▶ PROBLEM TO WORK ON:
Type the records out again in full, exactly.
* begin EXTRACTED ENTRIES *
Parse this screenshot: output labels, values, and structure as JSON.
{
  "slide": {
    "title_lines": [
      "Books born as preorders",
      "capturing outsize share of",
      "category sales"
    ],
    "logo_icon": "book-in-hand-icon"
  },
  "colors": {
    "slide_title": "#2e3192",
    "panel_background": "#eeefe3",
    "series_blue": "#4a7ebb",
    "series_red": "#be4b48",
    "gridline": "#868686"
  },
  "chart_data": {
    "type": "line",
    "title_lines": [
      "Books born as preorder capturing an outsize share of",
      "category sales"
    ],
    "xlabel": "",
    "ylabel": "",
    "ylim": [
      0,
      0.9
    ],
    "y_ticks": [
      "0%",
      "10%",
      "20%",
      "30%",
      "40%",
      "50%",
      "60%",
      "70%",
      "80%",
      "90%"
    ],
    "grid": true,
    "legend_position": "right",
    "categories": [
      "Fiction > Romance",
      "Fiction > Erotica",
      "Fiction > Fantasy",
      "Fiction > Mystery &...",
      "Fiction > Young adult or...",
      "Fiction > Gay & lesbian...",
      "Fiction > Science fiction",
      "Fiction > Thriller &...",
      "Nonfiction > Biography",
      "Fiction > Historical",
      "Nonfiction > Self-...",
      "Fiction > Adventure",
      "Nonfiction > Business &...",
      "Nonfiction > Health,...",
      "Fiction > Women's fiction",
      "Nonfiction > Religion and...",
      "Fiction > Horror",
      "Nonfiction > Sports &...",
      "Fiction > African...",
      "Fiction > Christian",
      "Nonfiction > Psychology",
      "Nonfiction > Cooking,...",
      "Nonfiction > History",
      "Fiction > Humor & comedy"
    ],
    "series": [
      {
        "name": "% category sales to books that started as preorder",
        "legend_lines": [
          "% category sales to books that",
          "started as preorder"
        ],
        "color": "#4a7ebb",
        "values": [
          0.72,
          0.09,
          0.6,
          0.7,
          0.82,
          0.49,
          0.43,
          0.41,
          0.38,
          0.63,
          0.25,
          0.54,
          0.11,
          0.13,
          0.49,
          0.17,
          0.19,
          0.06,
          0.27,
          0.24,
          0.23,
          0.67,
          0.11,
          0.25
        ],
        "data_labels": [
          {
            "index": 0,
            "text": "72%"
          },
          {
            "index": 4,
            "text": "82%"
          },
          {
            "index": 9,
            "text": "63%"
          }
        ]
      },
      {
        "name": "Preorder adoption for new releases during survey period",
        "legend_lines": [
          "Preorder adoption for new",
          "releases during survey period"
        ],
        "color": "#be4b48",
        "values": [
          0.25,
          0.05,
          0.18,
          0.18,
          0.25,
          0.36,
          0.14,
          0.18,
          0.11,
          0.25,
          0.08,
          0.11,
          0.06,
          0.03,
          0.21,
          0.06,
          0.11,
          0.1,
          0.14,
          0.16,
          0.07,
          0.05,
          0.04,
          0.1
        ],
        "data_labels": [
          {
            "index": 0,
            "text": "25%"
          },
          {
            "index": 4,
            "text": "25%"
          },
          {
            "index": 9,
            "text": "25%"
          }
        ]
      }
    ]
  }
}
* end EXTRACTED ENTRIES *
▶ OUTPUT FOR THIS EXERCISE:
Parse this screenshot: output labels, values, and structure as JSON.
{
  "slide": {
    "title_lines": [
      "Books born as preorders",
      "capturing outsize share of",
      "category sales"
    ],
    "logo_icon": "book-in-hand-icon"
  },
  "colors": {
    "slide_title": "#2e3192",
    "panel_background": "#eeefe3",
    "series_blue": "#4a7ebb",
    "series_red": "#be4b48",
    "gridline": "#868686"
  },
  "chart_data": {
    "type": "line",
    "title_lines": [
      "Books born as preorder capturing an outsize share of",
      "category sales"
    ],
    "xlabel": "",
    "ylabel": "",
    "ylim": [
      0,
      0.9
    ],
    "y_ticks": [
      "0%",
      "10%",
      "20%",
      "30%",
      "40%",
      "50%",
      "60%",
      "70%",
      "80%",
      "90%"
    ],
    "grid": true,
    "legend_position": "right",
    "categories": [
      "Fiction > Romance",
      "Fiction > Erotica",
      "Fiction > Fantasy",
      "Fiction > Mystery &...",
      "Fiction > Young adult or...",
      "Fiction > Gay & lesbian...",
      "Fiction > Science fiction",
      "Fiction > Thriller &...",
      "Nonfiction > Biography",
      "Fiction > Historical",
      "Nonfiction > Self-...",
      "Fiction > Adventure",
      "Nonfiction > Business &...",
      "Nonfiction > Health,...",
      "Fiction > Women's fiction",
      "Nonfiction > Religion and...",
      "Fiction > Horror",
      "Nonfiction > Sports &...",
      "Fiction > African...",
      "Fiction > Christian",
      "Nonfiction > Psychology",
      "Nonfiction > Cooking,...",
      "Nonfiction > History",
      "Fiction > Humor & comedy"
    ],
    "series": [
      {
        "name": "% category sales to books that started as preorder",
        "legend_lines": [
          "% category sales to books that",
          "started as preorder"
        ],
        "color": "#4a7ebb",
        "values": [
          0.72,
          0.09,
          0.6,
          0.7,
          0.82,
          0.49,
          0.43,
          0.41,
          0.38,
          0.63,
          0.25,
          0.54,
          0.11,
          0.13,
          0.49,
          0.17,
          0.19,
          0.06,
          0.27,
          0.24,
          0.23,
          0.67,
          0.11,
          0.25
        ],
        "data_labels": [
          {
            "index": 0,
            "text": "72%"
          },
          {
            "index": 4,
            "text": "82%"
          },
          {
            "index": 9,
            "text": "63%"
          }
        ]
      },
      {
        "name": "Preorder adoption for new releases during survey period",
        "legend_lines": [
          "Preorder adoption for new",
          "releases during survey period"
        ],
        "color": "#be4b48",
        "values": [
          0.25,
          0.05,
          0.18,
          0.18,
          0.25,
          0.36,
          0.14,
          0.18,
          0.11,
          0.25,
          0.08,
          0.11,
          0.06,
          0.03,
          0.21,
          0.06,
          0.11,
          0.1,
          0.14,
          0.16,
          0.07,
          0.05,
          0.04,
          0.1
        ],
        "data_labels": [
          {
            "index": 0,
            "text": "25%"
          },
          {
            "index": 4,
            "text": "25%"
          },
          {
            "index": 9,
            "text": "25%"
          }
        ]
      }
    ]
  }
}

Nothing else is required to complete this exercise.